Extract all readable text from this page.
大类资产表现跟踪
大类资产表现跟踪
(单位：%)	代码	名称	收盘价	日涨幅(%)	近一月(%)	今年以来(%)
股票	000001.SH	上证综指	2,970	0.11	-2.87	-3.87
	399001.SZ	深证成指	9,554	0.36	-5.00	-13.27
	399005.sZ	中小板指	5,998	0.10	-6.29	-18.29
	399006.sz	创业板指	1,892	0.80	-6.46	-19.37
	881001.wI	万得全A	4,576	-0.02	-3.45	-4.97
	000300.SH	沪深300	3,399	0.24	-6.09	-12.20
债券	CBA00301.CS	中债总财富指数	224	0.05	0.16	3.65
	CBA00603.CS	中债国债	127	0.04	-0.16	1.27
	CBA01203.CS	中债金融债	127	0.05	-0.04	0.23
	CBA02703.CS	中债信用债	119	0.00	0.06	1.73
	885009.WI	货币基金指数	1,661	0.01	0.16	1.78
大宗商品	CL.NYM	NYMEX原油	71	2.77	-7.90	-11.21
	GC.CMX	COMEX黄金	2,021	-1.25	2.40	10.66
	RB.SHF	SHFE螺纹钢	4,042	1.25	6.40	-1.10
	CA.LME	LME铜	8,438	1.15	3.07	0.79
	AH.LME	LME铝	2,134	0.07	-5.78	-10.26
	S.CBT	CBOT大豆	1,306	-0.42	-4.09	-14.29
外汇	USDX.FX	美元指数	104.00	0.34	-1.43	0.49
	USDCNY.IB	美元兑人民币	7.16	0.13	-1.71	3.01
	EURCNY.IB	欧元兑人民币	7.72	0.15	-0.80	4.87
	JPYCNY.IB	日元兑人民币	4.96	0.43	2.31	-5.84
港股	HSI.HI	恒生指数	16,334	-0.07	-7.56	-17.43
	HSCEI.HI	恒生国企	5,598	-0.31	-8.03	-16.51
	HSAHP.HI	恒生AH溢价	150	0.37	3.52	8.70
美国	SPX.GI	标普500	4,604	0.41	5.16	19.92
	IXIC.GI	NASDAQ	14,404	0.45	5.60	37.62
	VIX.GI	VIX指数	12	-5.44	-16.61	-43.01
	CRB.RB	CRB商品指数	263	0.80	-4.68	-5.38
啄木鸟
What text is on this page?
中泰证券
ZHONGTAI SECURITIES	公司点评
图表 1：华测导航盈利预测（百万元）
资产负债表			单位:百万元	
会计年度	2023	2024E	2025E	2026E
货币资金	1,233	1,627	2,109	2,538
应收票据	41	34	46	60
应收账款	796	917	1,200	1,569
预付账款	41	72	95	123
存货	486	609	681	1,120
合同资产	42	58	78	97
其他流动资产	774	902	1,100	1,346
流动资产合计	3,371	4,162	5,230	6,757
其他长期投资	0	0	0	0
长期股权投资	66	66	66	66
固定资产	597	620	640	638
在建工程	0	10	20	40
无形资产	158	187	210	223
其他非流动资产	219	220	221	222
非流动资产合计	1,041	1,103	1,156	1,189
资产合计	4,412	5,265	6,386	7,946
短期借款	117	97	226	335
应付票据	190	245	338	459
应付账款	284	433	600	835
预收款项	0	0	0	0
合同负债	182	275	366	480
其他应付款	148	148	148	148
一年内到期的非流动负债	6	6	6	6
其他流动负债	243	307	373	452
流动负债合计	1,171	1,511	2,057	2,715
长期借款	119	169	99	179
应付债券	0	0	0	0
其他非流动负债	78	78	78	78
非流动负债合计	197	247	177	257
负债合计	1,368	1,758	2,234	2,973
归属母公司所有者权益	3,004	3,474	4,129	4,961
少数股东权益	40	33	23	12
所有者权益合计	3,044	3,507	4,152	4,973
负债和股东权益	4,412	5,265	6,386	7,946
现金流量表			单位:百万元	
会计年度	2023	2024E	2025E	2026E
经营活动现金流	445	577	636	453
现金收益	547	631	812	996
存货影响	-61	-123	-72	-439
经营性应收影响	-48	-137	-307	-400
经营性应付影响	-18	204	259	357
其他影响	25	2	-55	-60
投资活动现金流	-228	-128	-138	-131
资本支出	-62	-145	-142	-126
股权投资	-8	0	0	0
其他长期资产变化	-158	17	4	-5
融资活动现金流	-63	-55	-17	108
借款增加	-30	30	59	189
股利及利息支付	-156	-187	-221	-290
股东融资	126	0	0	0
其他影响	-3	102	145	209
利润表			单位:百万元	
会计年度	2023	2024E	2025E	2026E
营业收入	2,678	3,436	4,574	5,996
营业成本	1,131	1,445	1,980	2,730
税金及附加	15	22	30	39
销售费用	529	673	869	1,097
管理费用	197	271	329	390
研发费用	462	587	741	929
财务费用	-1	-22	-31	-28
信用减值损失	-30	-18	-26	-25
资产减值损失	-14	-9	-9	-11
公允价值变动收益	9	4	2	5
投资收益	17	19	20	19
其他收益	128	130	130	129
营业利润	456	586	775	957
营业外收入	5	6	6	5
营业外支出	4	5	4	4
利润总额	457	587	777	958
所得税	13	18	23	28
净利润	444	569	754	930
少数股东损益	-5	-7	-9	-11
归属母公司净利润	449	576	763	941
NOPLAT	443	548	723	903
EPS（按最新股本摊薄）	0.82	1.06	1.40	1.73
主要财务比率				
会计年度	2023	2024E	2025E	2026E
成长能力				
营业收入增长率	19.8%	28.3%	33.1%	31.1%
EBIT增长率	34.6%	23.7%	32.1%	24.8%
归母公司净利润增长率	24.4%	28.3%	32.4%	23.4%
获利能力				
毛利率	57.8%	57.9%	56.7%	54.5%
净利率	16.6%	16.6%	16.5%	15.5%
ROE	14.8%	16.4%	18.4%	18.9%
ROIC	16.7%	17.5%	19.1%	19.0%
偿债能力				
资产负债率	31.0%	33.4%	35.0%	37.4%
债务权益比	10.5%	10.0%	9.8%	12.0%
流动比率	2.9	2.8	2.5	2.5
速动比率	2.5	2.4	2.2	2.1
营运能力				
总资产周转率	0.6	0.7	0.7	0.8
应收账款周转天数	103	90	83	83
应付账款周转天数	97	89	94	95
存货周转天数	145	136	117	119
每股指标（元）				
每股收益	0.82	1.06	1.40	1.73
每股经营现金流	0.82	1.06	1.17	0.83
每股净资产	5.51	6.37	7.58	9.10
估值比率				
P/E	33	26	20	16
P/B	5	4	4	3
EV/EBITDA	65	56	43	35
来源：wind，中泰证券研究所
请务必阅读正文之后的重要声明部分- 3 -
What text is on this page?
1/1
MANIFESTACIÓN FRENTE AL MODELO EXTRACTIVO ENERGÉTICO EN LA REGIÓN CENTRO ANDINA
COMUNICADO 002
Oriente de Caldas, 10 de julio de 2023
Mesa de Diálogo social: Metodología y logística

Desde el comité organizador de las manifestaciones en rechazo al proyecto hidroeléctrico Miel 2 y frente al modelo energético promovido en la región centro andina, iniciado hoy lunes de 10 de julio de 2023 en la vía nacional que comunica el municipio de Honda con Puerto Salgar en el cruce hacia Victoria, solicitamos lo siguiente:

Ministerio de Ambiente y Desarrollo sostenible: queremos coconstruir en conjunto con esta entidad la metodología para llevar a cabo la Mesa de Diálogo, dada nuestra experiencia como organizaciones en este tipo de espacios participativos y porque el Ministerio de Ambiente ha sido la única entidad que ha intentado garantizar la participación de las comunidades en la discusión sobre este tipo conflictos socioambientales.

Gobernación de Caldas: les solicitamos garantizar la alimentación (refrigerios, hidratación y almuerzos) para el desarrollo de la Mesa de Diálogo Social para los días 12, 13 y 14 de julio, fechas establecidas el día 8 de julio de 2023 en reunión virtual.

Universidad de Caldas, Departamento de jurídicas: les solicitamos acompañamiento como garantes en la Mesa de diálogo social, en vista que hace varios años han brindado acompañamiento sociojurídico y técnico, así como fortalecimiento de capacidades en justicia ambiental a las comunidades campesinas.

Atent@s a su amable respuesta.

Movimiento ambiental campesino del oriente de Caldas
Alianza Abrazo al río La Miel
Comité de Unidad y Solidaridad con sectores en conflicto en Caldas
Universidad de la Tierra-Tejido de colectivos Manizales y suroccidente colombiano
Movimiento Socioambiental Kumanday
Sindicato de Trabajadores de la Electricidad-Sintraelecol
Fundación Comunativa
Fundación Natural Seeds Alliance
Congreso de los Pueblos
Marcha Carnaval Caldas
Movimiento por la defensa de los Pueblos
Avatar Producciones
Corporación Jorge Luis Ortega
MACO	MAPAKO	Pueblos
|---|
▸ **PROBLEM**: Pull every line containing the word "solicitamos" out of the entries above.

▸ **SOLUTION**:
Desde el comité organizador de las manifestaciones en rechazo al proyecto hidroeléctrico Miel 2 y frente al modelo energético promovido en la región centro andina, iniciado hoy lunes de 10 de julio de 2023 en la vía nacional que comunica el municipio de Honda con Puerto Salgar en el cruce hacia Victoria, solicitamos lo siguiente:
Gobernación de Caldas: les solicitamos garantizar la alimentación (refrigerios, hidratación y almuerzos) para el desarrollo de la Mesa de Diálogo Social para los días 12, 13 y 14 de julio, fechas establecidas el día 8 de julio de 2023 en reunión virtual.
Universidad de Caldas, Departamento de jurídicas: les solicitamos acompañamiento como garantes en la Mesa de diálogo social, en vista que hace varios años han brindado acompañamiento sociojurídico y técnico, así como fortalecimiento de capacidades en justicia ambiental a las comunidades campesinas.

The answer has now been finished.